Material for the task:
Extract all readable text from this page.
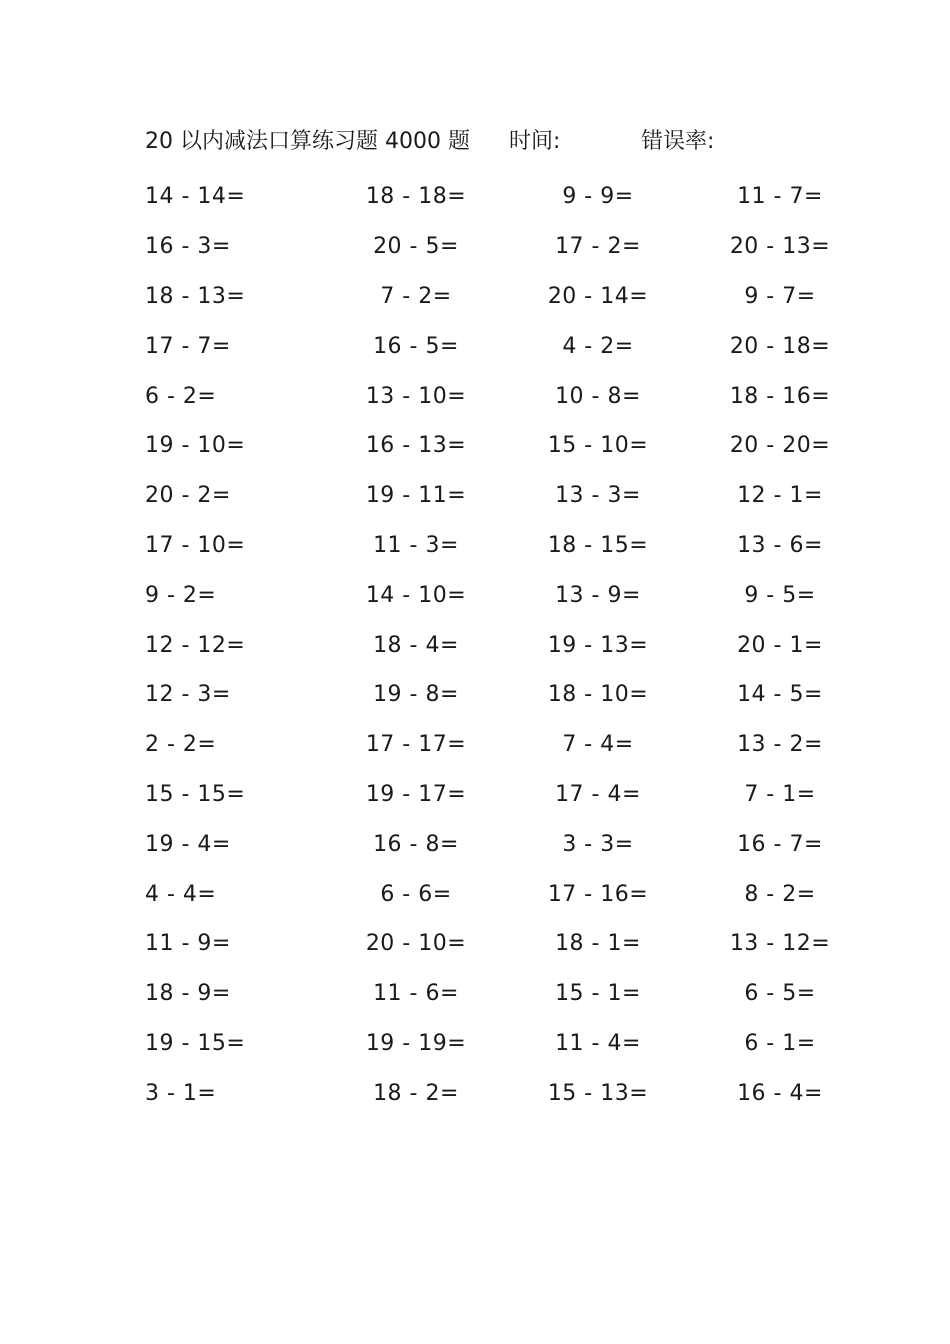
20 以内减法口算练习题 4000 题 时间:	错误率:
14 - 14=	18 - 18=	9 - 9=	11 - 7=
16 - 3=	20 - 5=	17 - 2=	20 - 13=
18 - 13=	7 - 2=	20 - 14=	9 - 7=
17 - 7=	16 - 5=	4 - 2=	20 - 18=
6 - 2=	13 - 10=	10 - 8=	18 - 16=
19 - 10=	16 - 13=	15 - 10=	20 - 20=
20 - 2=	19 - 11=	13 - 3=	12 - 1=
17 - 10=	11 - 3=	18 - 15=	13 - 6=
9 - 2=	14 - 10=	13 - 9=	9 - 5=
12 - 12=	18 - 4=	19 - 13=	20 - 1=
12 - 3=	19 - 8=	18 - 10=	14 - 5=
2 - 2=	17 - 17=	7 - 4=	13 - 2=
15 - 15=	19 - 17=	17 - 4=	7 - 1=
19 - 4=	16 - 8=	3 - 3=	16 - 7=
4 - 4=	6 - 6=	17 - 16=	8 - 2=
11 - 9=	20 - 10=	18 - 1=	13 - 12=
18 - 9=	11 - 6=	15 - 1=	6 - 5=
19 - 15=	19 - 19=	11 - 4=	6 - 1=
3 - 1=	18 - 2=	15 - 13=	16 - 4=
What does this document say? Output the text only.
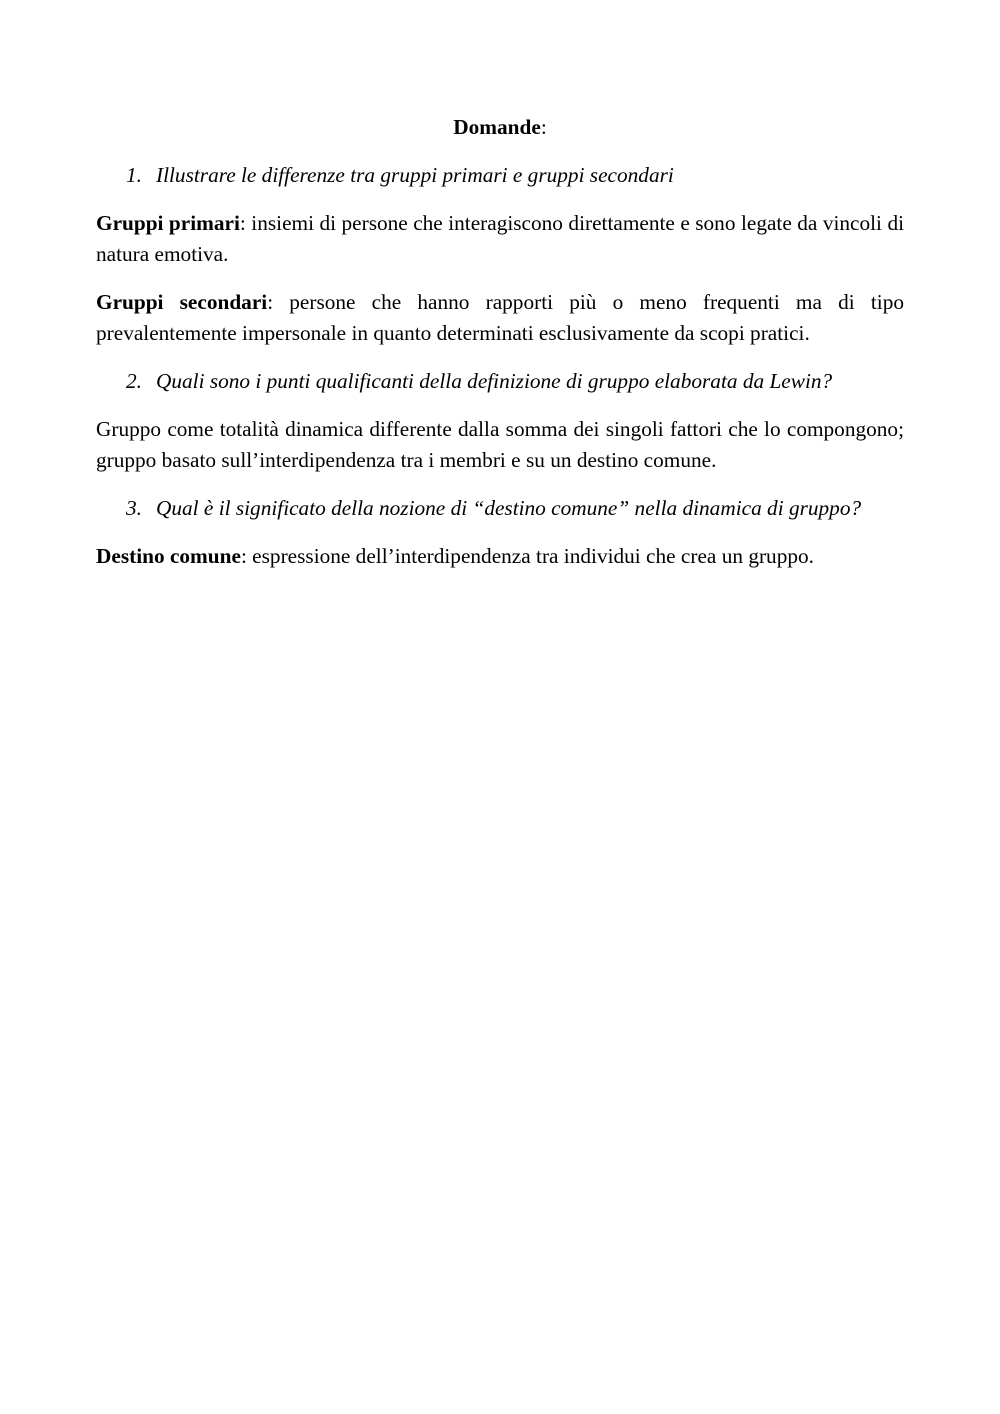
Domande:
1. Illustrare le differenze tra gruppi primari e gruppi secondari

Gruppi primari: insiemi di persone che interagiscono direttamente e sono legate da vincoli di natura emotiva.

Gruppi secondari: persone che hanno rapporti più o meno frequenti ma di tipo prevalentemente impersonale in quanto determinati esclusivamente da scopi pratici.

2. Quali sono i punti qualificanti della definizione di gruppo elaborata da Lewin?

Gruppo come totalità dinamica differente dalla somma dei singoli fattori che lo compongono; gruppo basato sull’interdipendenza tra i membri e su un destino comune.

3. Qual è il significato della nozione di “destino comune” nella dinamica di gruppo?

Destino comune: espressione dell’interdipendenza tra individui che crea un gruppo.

What you have to do: Identify each line in the entries with the word "comune" and copy it.

Output:
Gruppo come totalità dinamica differente dalla somma dei singoli fattori che lo compongono; gruppo basato sull’interdipendenza tra i membri e su un destino comune.
3. Qual è il significato della nozione di “destino comune” nella dinamica di gruppo?
Destino comune: espressione dell’interdipendenza tra individui che crea un gruppo.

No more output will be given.